▸ Material shown:
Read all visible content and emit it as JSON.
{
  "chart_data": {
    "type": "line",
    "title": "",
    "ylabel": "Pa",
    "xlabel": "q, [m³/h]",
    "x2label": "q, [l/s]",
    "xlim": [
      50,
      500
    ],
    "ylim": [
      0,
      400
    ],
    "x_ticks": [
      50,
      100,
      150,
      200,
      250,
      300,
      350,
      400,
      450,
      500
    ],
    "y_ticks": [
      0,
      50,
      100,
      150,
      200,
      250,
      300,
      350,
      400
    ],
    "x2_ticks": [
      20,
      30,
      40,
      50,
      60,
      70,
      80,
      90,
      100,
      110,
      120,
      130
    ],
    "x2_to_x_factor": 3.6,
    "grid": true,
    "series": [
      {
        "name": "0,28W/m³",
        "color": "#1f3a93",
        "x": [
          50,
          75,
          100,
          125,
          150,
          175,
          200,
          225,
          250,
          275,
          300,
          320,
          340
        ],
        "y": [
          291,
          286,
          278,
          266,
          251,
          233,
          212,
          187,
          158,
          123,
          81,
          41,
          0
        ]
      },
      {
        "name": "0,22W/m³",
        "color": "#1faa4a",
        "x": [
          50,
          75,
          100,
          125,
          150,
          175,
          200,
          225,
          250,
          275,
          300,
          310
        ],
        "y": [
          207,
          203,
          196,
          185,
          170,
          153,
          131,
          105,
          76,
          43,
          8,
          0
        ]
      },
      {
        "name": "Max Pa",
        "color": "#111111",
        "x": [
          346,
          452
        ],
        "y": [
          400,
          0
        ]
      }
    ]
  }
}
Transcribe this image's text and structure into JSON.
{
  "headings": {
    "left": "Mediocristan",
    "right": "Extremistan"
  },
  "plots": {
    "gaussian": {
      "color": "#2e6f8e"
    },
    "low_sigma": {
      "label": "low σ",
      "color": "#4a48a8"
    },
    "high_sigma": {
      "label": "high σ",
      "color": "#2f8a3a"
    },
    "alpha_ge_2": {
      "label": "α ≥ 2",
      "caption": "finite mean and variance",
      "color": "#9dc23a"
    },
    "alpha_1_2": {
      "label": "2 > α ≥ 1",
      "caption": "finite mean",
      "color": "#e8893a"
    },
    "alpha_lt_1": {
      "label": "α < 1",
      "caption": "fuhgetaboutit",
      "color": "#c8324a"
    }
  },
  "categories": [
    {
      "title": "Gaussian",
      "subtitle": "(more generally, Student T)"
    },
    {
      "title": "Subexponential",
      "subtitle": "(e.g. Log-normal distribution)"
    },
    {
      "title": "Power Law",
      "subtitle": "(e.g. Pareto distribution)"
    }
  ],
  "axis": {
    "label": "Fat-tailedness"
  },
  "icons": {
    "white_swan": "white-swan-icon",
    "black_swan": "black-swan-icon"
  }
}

▸ Work to do:
State the count of lines that contain the string "JSON". Nothing else is needed.

▸ Answer to this exercise:
2